▶ _Instruction_
Print the complete set of entries exactly.

[Records]
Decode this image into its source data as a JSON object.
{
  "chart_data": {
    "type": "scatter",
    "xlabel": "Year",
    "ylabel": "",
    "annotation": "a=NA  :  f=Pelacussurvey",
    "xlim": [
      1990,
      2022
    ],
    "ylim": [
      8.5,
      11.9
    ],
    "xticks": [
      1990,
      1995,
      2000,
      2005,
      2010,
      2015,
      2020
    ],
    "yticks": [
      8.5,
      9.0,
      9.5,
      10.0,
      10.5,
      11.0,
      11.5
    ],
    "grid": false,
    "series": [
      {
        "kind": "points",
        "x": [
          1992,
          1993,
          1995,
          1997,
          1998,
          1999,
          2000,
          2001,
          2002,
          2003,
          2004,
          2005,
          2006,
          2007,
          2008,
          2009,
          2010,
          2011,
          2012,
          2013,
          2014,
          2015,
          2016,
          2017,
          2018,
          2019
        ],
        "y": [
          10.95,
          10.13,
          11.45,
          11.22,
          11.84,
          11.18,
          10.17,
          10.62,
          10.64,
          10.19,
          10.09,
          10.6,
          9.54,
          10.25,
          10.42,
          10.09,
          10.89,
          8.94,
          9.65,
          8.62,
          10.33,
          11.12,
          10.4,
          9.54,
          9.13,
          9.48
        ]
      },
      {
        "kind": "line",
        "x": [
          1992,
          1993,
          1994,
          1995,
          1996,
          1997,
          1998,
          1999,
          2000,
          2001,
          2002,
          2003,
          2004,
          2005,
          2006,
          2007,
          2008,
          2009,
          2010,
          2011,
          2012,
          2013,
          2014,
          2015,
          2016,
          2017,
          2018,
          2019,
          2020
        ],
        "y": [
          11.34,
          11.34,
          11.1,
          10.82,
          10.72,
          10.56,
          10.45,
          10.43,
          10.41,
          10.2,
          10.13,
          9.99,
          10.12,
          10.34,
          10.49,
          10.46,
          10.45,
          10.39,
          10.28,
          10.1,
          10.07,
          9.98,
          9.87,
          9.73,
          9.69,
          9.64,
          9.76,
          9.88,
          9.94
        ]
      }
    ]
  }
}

▶ _Result below_
Decode this image into its source data as a JSON object.
{
  "chart_data": {
    "type": "scatter",
    "xlabel": "Year",
    "ylabel": "",
    "annotation": "a=NA  :  f=Pelacussurvey",
    "xlim": [
      1990,
      2022
    ],
    "ylim": [
      8.5,
      11.9
    ],
    "xticks": [
      1990,
      1995,
      2000,
      2005,
      2010,
      2015,
      2020
    ],
    "yticks": [
      8.5,
      9.0,
      9.5,
      10.0,
      10.5,
      11.0,
      11.5
    ],
    "grid": false,
    "series": [
      {
        "kind": "points",
        "x": [
          1992,
          1993,
          1995,
          1997,
          1998,
          1999,
          2000,
          2001,
          2002,
          2003,
          2004,
          2005,
          2006,
          2007,
          2008,
          2009,
          2010,
          2011,
          2012,
          2013,
          2014,
          2015,
          2016,
          2017,
          2018,
          2019
        ],
        "y": [
          10.95,
          10.13,
          11.45,
          11.22,
          11.84,
          11.18,
          10.17,
          10.62,
          10.64,
          10.19,
          10.09,
          10.6,
          9.54,
          10.25,
          10.42,
          10.09,
          10.89,
          8.94,
          9.65,
          8.62,
          10.33,
          11.12,
          10.4,
          9.54,
          9.13,
          9.48
        ]
      },
      {
        "kind": "line",
        "x": [
          1992,
          1993,
          1994,
          1995,
          1996,
          1997,
          1998,
          1999,
          2000,
          2001,
          2002,
          2003,
          2004,
          2005,
          2006,
          2007,
          2008,
          2009,
          2010,
          2011,
          2012,
          2013,
          2014,
          2015,
          2016,
          2017,
          2018,
          2019,
          2020
        ],
        "y": [
          11.34,
          11.34,
          11.1,
          10.82,
          10.72,
          10.56,
          10.45,
          10.43,
          10.41,
          10.2,
          10.13,
          9.99,
          10.12,
          10.34,
          10.49,
          10.46,
          10.45,
          10.39,
          10.28,
          10.1,
          10.07,
          9.98,
          9.87,
          9.73,
          9.69,
          9.64,
          9.76,
          9.88,
          9.94
        ]
      }
    ]
  }
}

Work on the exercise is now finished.